● **Task details**
Pull out every line of the records that contains the string "chart", matching uppercase and lowercase exactly.

● **Excerpted data**
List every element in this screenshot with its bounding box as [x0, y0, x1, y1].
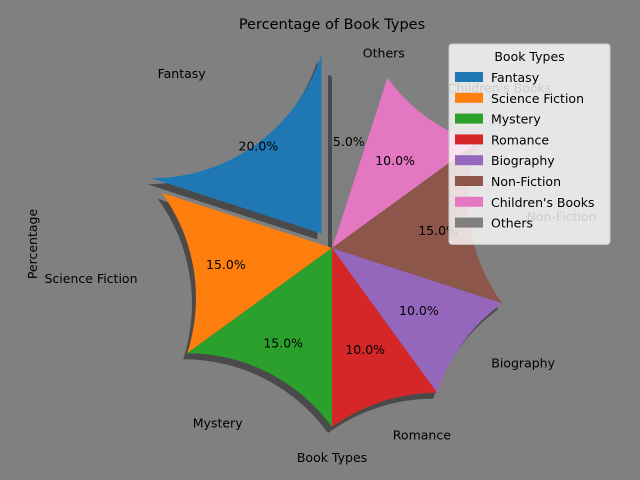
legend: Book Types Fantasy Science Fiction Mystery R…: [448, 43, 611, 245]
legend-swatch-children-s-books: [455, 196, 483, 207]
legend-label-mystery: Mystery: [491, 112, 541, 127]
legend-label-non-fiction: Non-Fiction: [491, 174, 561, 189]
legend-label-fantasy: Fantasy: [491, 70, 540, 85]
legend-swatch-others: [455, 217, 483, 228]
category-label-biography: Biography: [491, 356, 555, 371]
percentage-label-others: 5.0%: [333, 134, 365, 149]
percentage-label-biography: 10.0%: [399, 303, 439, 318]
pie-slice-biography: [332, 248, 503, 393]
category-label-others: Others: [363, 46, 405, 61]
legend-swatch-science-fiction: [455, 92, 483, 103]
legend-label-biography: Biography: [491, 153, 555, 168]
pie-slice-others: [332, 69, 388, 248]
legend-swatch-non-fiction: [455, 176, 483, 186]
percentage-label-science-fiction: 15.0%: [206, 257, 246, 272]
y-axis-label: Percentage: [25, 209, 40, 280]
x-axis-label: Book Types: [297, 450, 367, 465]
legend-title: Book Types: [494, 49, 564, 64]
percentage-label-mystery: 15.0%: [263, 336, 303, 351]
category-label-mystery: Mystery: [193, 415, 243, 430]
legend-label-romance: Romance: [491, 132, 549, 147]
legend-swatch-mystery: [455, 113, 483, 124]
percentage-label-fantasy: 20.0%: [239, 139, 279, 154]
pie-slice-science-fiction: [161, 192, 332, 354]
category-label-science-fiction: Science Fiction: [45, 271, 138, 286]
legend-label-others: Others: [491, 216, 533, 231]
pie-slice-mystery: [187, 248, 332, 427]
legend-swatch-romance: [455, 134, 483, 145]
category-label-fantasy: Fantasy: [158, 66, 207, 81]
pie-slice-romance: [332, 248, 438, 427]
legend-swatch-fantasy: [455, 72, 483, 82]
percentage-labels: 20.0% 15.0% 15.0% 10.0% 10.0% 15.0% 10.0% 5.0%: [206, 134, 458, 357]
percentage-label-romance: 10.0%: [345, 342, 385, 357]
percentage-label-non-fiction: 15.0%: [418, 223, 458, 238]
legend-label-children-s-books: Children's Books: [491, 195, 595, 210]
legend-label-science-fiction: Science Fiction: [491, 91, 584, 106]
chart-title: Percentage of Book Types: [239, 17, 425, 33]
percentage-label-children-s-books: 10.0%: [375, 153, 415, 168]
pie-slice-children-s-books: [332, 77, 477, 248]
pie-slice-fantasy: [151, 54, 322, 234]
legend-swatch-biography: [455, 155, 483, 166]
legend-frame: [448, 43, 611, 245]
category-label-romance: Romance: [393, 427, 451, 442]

...

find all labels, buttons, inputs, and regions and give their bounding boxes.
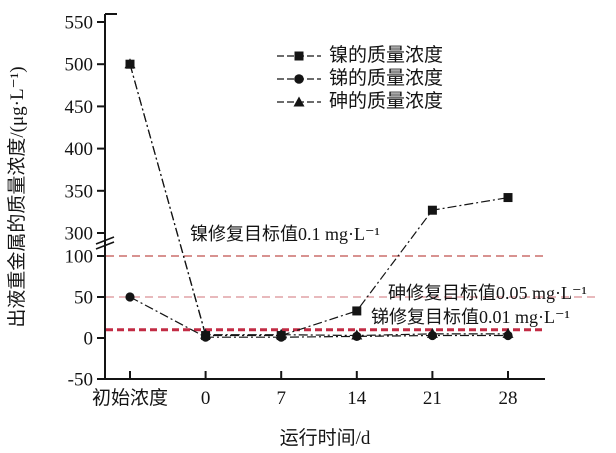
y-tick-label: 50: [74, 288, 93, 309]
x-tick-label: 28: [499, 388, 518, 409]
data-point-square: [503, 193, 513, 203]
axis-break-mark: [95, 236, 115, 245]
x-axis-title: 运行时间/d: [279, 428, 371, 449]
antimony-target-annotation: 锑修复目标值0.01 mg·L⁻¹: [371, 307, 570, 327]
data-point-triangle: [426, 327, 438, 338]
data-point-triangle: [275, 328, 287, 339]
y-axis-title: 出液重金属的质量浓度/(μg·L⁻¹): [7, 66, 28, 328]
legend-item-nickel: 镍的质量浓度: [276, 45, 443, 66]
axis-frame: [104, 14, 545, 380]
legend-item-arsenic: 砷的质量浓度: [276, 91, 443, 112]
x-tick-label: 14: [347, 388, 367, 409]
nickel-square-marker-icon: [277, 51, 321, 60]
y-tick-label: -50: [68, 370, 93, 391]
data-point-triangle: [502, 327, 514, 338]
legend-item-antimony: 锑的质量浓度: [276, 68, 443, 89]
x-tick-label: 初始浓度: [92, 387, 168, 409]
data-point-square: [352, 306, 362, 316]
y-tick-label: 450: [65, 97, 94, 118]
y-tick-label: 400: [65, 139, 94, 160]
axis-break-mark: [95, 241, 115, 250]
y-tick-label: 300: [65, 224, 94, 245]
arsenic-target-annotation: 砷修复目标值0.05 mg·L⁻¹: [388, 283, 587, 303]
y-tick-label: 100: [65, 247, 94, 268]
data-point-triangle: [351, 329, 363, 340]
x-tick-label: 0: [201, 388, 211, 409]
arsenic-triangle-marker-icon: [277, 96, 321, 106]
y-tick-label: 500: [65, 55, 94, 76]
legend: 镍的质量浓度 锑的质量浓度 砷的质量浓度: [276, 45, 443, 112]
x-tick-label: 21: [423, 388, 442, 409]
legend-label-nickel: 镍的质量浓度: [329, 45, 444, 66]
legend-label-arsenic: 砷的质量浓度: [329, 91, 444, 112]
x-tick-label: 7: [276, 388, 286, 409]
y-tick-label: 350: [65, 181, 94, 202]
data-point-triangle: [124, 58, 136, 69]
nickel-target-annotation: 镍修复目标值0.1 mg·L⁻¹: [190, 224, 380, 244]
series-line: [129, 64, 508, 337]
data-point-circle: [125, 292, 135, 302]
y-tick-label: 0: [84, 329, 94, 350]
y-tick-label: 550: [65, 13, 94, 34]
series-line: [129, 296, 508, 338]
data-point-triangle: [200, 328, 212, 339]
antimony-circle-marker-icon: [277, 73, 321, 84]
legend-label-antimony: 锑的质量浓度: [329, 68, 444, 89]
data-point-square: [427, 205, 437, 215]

...

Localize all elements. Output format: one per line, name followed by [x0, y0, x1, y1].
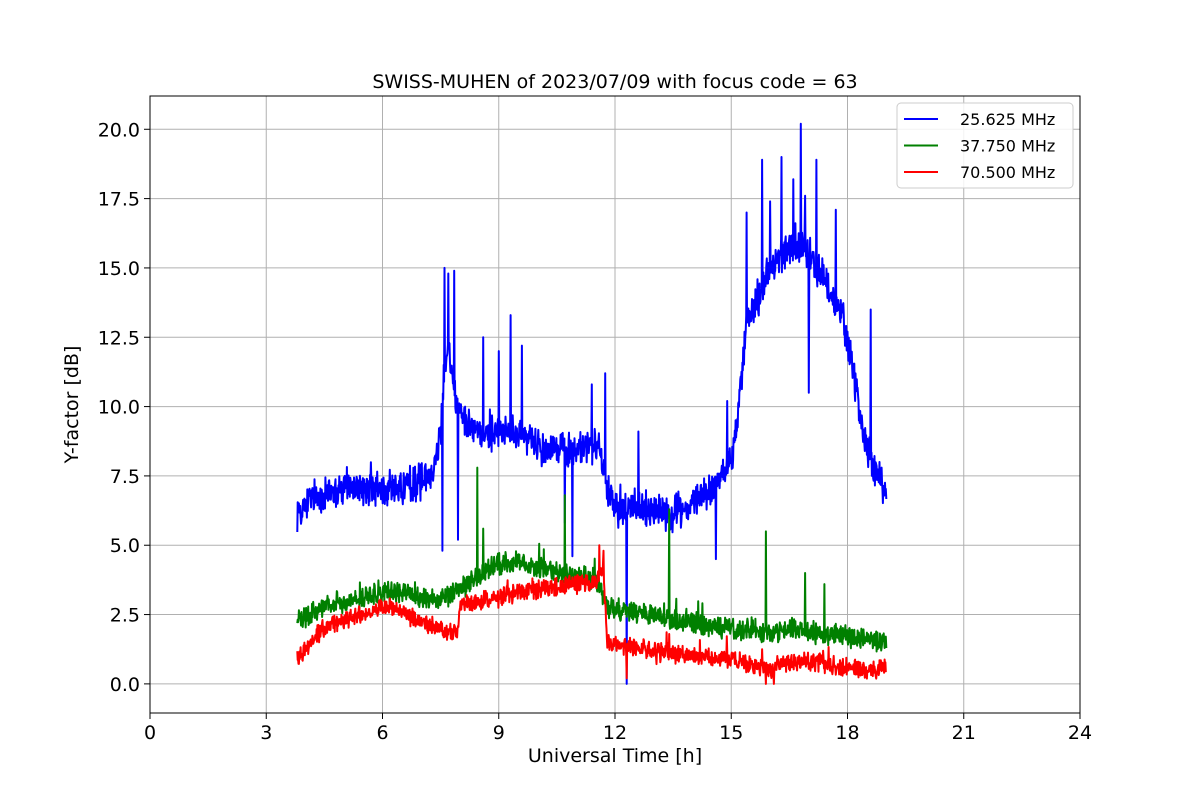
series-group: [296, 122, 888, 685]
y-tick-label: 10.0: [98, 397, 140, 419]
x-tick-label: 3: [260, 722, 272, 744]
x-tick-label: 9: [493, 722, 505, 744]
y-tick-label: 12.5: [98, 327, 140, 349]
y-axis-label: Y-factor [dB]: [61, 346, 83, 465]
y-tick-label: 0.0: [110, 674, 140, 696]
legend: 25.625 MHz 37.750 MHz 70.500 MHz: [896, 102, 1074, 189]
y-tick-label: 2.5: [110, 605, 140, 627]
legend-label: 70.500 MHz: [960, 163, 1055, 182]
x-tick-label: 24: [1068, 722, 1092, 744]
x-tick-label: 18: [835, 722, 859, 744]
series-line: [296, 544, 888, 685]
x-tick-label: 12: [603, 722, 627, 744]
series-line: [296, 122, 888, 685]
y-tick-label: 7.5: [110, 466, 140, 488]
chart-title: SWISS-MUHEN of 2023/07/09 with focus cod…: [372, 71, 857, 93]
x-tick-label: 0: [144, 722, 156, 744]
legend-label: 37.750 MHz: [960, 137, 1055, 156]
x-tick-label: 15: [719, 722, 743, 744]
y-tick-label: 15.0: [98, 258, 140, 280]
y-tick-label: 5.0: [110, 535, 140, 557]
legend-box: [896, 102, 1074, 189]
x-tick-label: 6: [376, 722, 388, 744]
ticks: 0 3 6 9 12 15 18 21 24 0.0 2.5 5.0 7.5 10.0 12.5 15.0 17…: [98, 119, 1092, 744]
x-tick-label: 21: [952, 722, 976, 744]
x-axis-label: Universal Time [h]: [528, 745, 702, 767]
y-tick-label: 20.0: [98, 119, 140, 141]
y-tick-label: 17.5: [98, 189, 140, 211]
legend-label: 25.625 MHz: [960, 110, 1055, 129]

● **Finished task**
chart-title: Percentage of Book Types: [239, 17, 425, 33]
chart-title: SWISS-MUHEN of 2023/07/09 with focus cod…: [372, 71, 857, 93]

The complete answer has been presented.